* [Exercise materials]
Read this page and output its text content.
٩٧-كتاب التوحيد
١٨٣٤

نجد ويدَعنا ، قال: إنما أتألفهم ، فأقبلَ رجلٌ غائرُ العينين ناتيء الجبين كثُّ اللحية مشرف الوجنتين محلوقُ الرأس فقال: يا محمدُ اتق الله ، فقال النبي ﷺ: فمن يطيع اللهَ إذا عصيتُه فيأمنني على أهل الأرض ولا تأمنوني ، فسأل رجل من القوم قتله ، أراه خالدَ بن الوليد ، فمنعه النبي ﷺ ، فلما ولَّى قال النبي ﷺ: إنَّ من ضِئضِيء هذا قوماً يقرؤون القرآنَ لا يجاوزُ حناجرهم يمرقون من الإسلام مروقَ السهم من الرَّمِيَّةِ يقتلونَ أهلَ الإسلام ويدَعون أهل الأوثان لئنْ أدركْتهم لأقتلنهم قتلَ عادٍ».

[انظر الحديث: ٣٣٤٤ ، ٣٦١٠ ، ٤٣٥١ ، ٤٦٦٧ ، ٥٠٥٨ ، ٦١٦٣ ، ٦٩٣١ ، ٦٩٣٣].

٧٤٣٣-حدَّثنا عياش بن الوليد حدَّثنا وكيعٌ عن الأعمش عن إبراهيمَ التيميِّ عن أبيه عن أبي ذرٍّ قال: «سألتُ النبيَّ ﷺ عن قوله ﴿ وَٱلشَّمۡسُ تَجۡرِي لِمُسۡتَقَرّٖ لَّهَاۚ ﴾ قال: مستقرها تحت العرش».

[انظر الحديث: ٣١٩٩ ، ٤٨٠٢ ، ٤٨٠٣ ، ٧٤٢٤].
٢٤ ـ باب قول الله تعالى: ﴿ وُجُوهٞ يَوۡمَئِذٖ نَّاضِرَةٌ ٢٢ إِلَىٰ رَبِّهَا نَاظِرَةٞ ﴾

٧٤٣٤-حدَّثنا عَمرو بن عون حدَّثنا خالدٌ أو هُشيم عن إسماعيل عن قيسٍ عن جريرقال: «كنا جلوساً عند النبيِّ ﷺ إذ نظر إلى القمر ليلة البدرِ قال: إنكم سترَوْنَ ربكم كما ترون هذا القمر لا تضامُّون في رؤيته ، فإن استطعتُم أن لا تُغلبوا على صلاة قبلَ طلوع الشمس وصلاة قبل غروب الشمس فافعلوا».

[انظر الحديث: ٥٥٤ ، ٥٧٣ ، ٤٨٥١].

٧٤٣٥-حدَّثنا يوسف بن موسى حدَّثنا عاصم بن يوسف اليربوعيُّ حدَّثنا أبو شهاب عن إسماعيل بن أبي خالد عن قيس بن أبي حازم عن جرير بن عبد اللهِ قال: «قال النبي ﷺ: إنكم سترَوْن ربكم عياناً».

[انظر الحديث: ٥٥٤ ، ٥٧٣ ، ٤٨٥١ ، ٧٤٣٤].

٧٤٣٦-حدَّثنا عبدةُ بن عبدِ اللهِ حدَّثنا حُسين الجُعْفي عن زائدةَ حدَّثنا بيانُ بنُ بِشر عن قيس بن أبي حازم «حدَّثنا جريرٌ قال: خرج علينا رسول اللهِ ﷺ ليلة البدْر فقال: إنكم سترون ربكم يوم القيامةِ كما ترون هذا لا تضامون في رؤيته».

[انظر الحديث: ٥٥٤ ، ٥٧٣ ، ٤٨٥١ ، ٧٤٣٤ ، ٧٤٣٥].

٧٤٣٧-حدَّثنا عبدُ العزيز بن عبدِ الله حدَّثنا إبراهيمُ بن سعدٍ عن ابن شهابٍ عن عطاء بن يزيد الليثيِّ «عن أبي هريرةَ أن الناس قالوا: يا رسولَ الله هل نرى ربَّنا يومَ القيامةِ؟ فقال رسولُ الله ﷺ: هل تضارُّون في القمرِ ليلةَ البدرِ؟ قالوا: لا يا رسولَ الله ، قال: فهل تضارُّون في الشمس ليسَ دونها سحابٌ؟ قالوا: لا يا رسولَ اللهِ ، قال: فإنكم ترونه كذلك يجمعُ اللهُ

* [Goal] Write out the whole listing exactly.

* [Written reply]
Read this page and output its text content.
٩٧-كتاب التوحيد
١٨٣٤

نجد ويدَعنا ، قال: إنما أتألفهم ، فأقبلَ رجلٌ غائرُ العينين ناتيء الجبين كثُّ اللحية مشرف الوجنتين محلوقُ الرأس فقال: يا محمدُ اتق الله ، فقال النبي ﷺ: فمن يطيع اللهَ إذا عصيتُه فيأمنني على أهل الأرض ولا تأمنوني ، فسأل رجل من القوم قتله ، أراه خالدَ بن الوليد ، فمنعه النبي ﷺ ، فلما ولَّى قال النبي ﷺ: إنَّ من ضِئضِيء هذا قوماً يقرؤون القرآنَ لا يجاوزُ حناجرهم يمرقون من الإسلام مروقَ السهم من الرَّمِيَّةِ يقتلونَ أهلَ الإسلام ويدَعون أهل الأوثان لئنْ أدركْتهم لأقتلنهم قتلَ عادٍ».

[انظر الحديث: ٣٣٤٤ ، ٣٦١٠ ، ٤٣٥١ ، ٤٦٦٧ ، ٥٠٥٨ ، ٦١٦٣ ، ٦٩٣١ ، ٦٩٣٣].

٧٤٣٣-حدَّثنا عياش بن الوليد حدَّثنا وكيعٌ عن الأعمش عن إبراهيمَ التيميِّ عن أبيه عن أبي ذرٍّ قال: «سألتُ النبيَّ ﷺ عن قوله ﴿ وَٱلشَّمۡسُ تَجۡرِي لِمُسۡتَقَرّٖ لَّهَاۚ ﴾ قال: مستقرها تحت العرش».

[انظر الحديث: ٣١٩٩ ، ٤٨٠٢ ، ٤٨٠٣ ، ٧٤٢٤].
٢٤ ـ باب قول الله تعالى: ﴿ وُجُوهٞ يَوۡمَئِذٖ نَّاضِرَةٌ ٢٢ إِلَىٰ رَبِّهَا نَاظِرَةٞ ﴾

٧٤٣٤-حدَّثنا عَمرو بن عون حدَّثنا خالدٌ أو هُشيم عن إسماعيل عن قيسٍ عن جريرقال: «كنا جلوساً عند النبيِّ ﷺ إذ نظر إلى القمر ليلة البدرِ قال: إنكم سترَوْنَ ربكم كما ترون هذا القمر لا تضامُّون في رؤيته ، فإن استطعتُم أن لا تُغلبوا على صلاة قبلَ طلوع الشمس وصلاة قبل غروب الشمس فافعلوا».

[انظر الحديث: ٥٥٤ ، ٥٧٣ ، ٤٨٥١].

٧٤٣٥-حدَّثنا يوسف بن موسى حدَّثنا عاصم بن يوسف اليربوعيُّ حدَّثنا أبو شهاب عن إسماعيل بن أبي خالد عن قيس بن أبي حازم عن جرير بن عبد اللهِ قال: «قال النبي ﷺ: إنكم سترَوْن ربكم عياناً».

[انظر الحديث: ٥٥٤ ، ٥٧٣ ، ٤٨٥١ ، ٧٤٣٤].

٧٤٣٦-حدَّثنا عبدةُ بن عبدِ اللهِ حدَّثنا حُسين الجُعْفي عن زائدةَ حدَّثنا بيانُ بنُ بِشر عن قيس بن أبي حازم «حدَّثنا جريرٌ قال: خرج علينا رسول اللهِ ﷺ ليلة البدْر فقال: إنكم سترون ربكم يوم القيامةِ كما ترون هذا لا تضامون في رؤيته».

[انظر الحديث: ٥٥٤ ، ٥٧٣ ، ٤٨٥١ ، ٧٤٣٤ ، ٧٤٣٥].

٧٤٣٧-حدَّثنا عبدُ العزيز بن عبدِ الله حدَّثنا إبراهيمُ بن سعدٍ عن ابن شهابٍ عن عطاء بن يزيد الليثيِّ «عن أبي هريرةَ أن الناس قالوا: يا رسولَ الله هل نرى ربَّنا يومَ القيامةِ؟ فقال رسولُ الله ﷺ: هل تضارُّون في القمرِ ليلةَ البدرِ؟ قالوا: لا يا رسولَ الله ، قال: فهل تضارُّون في الشمس ليسَ دونها سحابٌ؟ قالوا: لا يا رسولَ اللهِ ، قال: فإنكم ترونه كذلك يجمعُ اللهُ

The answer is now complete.